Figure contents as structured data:

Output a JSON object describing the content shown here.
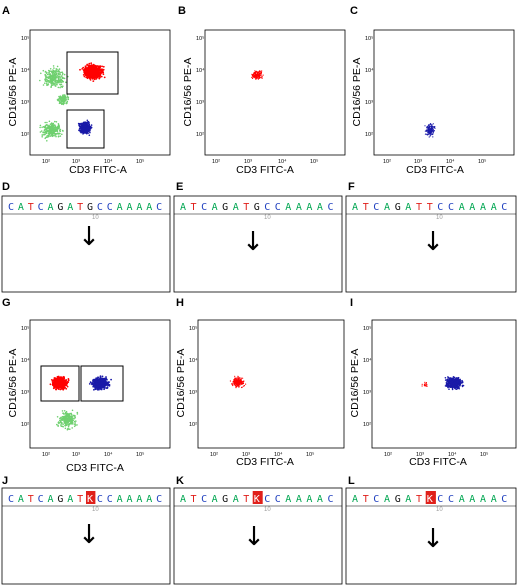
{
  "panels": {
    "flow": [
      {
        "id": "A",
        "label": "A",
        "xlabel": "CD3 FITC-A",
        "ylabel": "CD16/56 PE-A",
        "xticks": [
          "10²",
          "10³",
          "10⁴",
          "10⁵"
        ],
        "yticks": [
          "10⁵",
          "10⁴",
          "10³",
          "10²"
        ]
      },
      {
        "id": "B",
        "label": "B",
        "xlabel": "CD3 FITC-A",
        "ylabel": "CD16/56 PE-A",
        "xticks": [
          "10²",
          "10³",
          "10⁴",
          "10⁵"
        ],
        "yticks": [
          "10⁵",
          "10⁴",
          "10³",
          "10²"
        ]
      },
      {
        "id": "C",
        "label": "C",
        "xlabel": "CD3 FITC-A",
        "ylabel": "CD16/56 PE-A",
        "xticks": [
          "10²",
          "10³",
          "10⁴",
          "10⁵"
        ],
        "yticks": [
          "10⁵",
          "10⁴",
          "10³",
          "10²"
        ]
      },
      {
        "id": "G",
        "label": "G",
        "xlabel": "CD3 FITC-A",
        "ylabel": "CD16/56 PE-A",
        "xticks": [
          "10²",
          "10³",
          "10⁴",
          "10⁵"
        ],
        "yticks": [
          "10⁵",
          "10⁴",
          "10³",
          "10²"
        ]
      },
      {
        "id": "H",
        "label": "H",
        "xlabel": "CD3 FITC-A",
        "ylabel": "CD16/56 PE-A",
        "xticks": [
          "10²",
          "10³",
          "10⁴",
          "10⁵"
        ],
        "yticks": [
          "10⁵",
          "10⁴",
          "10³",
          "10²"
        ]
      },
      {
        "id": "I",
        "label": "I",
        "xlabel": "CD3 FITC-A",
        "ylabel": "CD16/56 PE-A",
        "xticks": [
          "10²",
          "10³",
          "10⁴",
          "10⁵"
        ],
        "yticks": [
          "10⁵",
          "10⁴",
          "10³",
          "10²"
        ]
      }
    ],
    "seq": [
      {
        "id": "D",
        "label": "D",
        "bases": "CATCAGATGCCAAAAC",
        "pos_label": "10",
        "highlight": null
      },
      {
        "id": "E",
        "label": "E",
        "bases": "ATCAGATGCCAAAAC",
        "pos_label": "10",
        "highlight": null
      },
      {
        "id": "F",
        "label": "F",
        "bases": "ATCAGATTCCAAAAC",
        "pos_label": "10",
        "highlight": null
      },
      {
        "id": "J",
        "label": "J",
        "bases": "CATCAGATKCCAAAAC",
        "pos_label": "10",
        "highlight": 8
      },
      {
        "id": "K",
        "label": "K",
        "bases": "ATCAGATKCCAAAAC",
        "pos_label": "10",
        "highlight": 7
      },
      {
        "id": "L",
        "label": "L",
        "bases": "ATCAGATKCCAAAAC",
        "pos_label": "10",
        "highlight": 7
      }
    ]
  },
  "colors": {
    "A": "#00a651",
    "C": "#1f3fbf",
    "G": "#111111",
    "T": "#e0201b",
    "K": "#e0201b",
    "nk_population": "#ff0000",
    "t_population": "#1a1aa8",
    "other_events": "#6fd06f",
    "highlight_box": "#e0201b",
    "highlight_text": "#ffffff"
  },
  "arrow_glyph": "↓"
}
...
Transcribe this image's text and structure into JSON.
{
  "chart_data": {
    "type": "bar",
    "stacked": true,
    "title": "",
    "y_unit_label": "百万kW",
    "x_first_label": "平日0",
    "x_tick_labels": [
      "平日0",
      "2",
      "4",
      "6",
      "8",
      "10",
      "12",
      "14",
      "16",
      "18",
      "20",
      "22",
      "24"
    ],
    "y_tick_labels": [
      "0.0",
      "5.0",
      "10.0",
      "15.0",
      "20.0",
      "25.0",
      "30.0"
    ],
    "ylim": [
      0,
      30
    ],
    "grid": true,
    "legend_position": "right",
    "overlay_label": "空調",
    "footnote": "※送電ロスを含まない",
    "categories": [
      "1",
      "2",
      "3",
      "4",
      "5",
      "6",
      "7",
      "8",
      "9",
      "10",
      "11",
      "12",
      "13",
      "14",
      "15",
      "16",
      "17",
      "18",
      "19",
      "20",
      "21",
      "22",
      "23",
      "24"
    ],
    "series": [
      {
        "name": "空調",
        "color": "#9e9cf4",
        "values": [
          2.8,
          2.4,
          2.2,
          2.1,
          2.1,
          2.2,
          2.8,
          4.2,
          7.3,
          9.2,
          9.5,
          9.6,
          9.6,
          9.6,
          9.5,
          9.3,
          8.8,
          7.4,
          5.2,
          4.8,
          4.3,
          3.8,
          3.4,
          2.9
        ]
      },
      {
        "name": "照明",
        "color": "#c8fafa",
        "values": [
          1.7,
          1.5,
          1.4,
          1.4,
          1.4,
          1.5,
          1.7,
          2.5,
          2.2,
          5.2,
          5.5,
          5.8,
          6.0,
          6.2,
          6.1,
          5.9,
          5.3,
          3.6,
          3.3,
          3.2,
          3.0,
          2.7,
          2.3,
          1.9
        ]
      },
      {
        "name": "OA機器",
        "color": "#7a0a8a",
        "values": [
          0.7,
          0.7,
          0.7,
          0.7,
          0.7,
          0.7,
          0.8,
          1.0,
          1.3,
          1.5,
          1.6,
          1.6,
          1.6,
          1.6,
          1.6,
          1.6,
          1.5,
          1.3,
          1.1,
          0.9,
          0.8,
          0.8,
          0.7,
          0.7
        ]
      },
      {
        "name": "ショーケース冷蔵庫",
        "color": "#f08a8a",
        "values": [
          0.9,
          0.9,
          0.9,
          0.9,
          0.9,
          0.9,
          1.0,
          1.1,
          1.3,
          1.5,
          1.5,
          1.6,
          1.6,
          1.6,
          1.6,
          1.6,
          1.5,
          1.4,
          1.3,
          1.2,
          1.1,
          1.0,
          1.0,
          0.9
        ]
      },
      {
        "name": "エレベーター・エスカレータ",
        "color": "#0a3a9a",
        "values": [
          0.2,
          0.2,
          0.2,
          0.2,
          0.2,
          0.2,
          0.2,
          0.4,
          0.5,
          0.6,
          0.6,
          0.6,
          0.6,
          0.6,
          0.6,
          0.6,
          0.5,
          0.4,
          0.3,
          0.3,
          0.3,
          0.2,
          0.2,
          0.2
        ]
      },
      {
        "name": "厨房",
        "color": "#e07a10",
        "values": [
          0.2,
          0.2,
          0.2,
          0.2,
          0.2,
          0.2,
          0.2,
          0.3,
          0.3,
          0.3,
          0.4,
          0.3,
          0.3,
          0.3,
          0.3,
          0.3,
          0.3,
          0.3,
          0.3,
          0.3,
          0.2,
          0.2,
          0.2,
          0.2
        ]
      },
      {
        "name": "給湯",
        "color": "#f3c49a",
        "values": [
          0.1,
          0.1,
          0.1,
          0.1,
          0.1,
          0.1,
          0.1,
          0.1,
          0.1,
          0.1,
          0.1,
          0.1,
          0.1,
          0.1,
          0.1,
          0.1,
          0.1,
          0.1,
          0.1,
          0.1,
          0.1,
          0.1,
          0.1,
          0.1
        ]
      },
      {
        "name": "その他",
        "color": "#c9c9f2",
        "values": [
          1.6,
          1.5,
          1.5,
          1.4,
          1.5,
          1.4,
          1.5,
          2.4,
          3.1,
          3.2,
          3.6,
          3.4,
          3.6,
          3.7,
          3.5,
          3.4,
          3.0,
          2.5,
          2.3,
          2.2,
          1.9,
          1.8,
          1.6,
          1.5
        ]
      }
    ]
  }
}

**Objective:** Filter the data, keeping only the lines that contain "bases".

**Exercise output:**
        "bases": "CATCAGATGCCAAAAC",
        "bases": "ATCAGATGCCAAAAC",
        "bases": "ATCAGATTCCAAAAC",
        "bases": "CATCAGATKCCAAAAC",
        "bases": "ATCAGATKCCAAAAC",
        "bases": "ATCAGATKCCAAAAC",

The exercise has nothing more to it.